*AIM*
Keep the pictures out of the copy and print all the entries below exactly.

Saved entries
== == ==

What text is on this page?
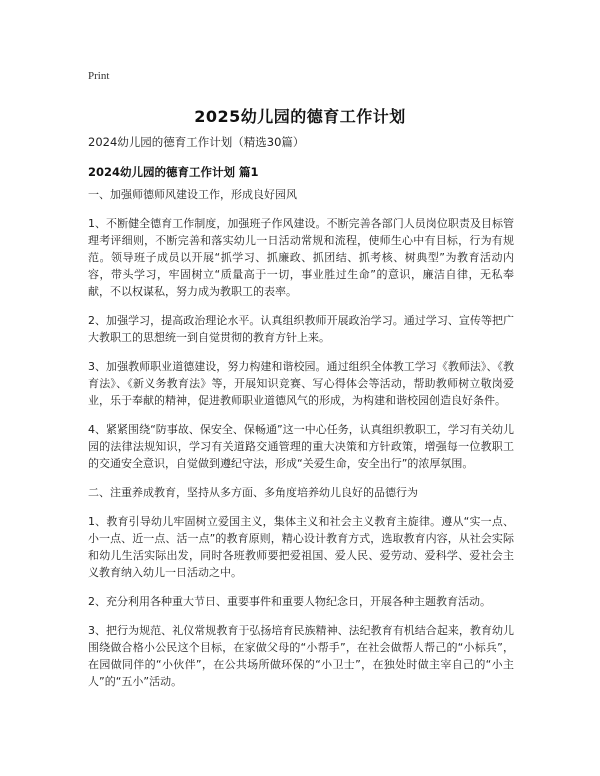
Print
2025幼儿园的德育工作计划
2024幼儿园的德育工作计划（精选30篇）
2024幼儿园的德育工作计划 篇1

一、加强师德师风建设工作，形成良好园风

1、不断健全德育工作制度，加强班子作风建设。不断完善各部门人员岗位职责及目标管理考评细则，不断完善和落实幼儿一日活动常规和流程，使师生心中有目标，行为有规范。领导班子成员以开展“抓学习、抓廉政、抓团结、抓考核、树典型”为教育活动内容，带头学习，牢固树立“质量高于一切，事业胜过生命”的意识，廉洁自律，无私奉献，不以权谋私，努力成为教职工的表率。

2、加强学习，提高政治理论水平。认真组织教师开展政治学习。通过学习、宣传等把广大教职工的思想统一到自觉贯彻的教育方针上来。

3、加强教师职业道德建设，努力构建和谐校园。通过组织全体教工学习《教师法》、《教育法》、《新义务教育法》等，开展知识竞赛、写心得体会等活动，帮助教师树立敬岗爱业，乐于奉献的精神，促进教师职业道德风气的形成，为构建和谐校园创造良好条件。

4、紧紧围绕“防事故、保安全、保畅通”这一中心任务，认真组织教职工，学习有关幼儿园的法律法规知识，学习有关道路交通管理的重大决策和方针政策，增强每一位教职工的交通安全意识，自觉做到遵纪守法，形成“关爱生命，安全出行”的浓厚氛围。

二、注重养成教育，坚持从多方面、多角度培养幼儿良好的品德行为

1、教育引导幼儿牢固树立爱国主义，集体主义和社会主义教育主旋律。遵从“实一点、小一点、近一点、活一点”的教育原则，精心设计教育方式，选取教育内容，从社会实际和幼儿生活实际出发，同时各班教师要把爱祖国、爱人民、爱劳动、爱科学、爱社会主义教育纳入幼儿一日活动之中。

2、充分利用各种重大节日、重要事件和重要人物纪念日，开展各种主题教育活动。

3、把行为规范、礼仪常规教育于弘扬培育民族精神、法纪教育有机结合起来，教育幼儿围绕做合格小公民这个目标，在家做父母的“小帮手”，在社会做帮人帮己的“小标兵”，在园做同伴的“小伙伴”，在公共场所做环保的“小卫士”，在独处时做主宰自己的“小主人”的“五小”活动。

== == ==

*WORKED ANSWER*
What text is on this page?
Print
2025幼儿园的德育工作计划
2024幼儿园的德育工作计划（精选30篇）
2024幼儿园的德育工作计划 篇1

一、加强师德师风建设工作，形成良好园风

1、不断健全德育工作制度，加强班子作风建设。不断完善各部门人员岗位职责及目标管理考评细则，不断完善和落实幼儿一日活动常规和流程，使师生心中有目标，行为有规范。领导班子成员以开展“抓学习、抓廉政、抓团结、抓考核、树典型”为教育活动内容，带头学习，牢固树立“质量高于一切，事业胜过生命”的意识，廉洁自律，无私奉献，不以权谋私，努力成为教职工的表率。

2、加强学习，提高政治理论水平。认真组织教师开展政治学习。通过学习、宣传等把广大教职工的思想统一到自觉贯彻的教育方针上来。

3、加强教师职业道德建设，努力构建和谐校园。通过组织全体教工学习《教师法》、《教育法》、《新义务教育法》等，开展知识竞赛、写心得体会等活动，帮助教师树立敬岗爱业，乐于奉献的精神，促进教师职业道德风气的形成，为构建和谐校园创造良好条件。

4、紧紧围绕“防事故、保安全、保畅通”这一中心任务，认真组织教职工，学习有关幼儿园的法律法规知识，学习有关道路交通管理的重大决策和方针政策，增强每一位教职工的交通安全意识，自觉做到遵纪守法，形成“关爱生命，安全出行”的浓厚氛围。

二、注重养成教育，坚持从多方面、多角度培养幼儿良好的品德行为

1、教育引导幼儿牢固树立爱国主义，集体主义和社会主义教育主旋律。遵从“实一点、小一点、近一点、活一点”的教育原则，精心设计教育方式，选取教育内容，从社会实际和幼儿生活实际出发，同时各班教师要把爱祖国、爱人民、爱劳动、爱科学、爱社会主义教育纳入幼儿一日活动之中。

2、充分利用各种重大节日、重要事件和重要人物纪念日，开展各种主题教育活动。

3、把行为规范、礼仪常规教育于弘扬培育民族精神、法纪教育有机结合起来，教育幼儿围绕做合格小公民这个目标，在家做父母的“小帮手”，在社会做帮人帮己的“小标兵”，在园做同伴的“小伙伴”，在公共场所做环保的“小卫士”，在独处时做主宰自己的“小主人”的“五小”活动。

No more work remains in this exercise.